— Begin —

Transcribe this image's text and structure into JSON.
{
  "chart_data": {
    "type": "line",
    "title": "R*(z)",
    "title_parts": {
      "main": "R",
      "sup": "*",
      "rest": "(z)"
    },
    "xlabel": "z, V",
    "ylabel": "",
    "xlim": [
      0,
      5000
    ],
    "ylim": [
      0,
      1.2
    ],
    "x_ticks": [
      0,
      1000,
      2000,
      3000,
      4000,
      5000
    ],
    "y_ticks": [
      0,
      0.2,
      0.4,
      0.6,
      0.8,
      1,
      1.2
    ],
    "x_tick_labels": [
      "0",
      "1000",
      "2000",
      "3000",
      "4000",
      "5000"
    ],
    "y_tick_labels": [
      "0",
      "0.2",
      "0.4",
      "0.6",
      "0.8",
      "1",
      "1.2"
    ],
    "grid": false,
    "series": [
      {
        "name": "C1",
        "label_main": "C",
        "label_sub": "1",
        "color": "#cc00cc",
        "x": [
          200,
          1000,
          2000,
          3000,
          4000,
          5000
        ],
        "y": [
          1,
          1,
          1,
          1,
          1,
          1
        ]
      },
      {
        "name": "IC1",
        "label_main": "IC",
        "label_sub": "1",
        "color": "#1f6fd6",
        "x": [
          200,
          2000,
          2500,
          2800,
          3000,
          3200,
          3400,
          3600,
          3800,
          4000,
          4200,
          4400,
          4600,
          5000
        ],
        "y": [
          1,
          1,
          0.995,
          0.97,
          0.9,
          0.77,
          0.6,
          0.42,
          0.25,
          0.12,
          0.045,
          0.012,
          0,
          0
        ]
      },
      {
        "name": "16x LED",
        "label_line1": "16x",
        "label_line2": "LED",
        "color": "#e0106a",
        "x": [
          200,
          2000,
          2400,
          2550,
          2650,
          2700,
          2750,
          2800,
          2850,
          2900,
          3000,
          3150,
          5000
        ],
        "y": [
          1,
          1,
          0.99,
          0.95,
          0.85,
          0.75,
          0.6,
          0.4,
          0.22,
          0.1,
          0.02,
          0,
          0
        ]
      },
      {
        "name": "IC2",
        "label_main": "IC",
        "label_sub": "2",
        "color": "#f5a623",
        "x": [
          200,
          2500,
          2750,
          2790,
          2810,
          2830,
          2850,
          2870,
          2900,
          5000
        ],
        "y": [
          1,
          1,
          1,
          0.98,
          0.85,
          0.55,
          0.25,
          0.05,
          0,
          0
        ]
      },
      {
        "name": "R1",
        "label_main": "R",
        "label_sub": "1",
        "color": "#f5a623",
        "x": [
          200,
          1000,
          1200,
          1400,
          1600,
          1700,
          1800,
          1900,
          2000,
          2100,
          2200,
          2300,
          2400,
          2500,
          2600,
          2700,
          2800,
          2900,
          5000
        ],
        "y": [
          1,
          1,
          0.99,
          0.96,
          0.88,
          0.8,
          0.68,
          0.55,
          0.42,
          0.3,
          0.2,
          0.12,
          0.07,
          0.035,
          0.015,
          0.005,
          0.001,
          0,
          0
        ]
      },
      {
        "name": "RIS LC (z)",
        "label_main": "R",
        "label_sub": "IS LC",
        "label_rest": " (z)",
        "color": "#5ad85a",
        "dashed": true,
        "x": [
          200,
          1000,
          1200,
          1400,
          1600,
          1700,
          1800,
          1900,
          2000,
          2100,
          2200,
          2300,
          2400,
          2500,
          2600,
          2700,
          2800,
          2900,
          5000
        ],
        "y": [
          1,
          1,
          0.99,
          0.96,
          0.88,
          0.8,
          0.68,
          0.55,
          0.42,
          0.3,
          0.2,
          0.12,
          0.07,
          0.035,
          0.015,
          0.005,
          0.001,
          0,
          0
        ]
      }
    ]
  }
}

— End —
— Begin —

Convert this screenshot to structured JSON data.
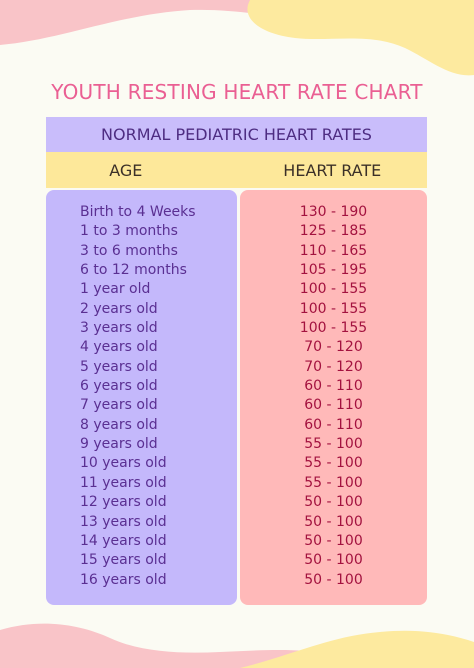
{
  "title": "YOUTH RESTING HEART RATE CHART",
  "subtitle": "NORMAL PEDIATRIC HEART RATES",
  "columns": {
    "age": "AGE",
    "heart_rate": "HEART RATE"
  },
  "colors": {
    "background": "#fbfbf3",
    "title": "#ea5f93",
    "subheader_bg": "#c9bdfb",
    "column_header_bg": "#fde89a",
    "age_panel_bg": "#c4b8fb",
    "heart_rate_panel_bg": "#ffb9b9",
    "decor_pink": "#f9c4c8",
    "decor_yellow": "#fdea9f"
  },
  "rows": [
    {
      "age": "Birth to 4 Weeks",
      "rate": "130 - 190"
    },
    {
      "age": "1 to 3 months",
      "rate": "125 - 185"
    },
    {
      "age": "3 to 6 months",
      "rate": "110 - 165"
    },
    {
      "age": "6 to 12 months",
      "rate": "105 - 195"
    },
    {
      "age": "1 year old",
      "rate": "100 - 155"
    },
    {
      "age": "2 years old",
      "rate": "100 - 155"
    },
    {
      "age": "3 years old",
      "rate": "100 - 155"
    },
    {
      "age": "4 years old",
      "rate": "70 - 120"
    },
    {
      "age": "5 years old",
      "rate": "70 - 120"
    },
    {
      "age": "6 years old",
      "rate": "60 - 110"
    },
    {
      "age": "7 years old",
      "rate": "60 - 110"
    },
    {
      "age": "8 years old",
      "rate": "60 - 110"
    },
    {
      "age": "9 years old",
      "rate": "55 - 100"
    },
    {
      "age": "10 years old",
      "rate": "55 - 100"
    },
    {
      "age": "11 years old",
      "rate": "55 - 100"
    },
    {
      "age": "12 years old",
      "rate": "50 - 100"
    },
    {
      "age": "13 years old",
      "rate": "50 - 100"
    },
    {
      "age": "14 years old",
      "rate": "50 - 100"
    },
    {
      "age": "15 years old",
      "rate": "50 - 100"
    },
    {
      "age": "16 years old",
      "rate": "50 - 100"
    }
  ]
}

— End —

Copy out every line in the entries above that holds "JSON".

* _Result_:
Transcribe this image's text and structure into JSON.
Convert this screenshot to structured JSON data.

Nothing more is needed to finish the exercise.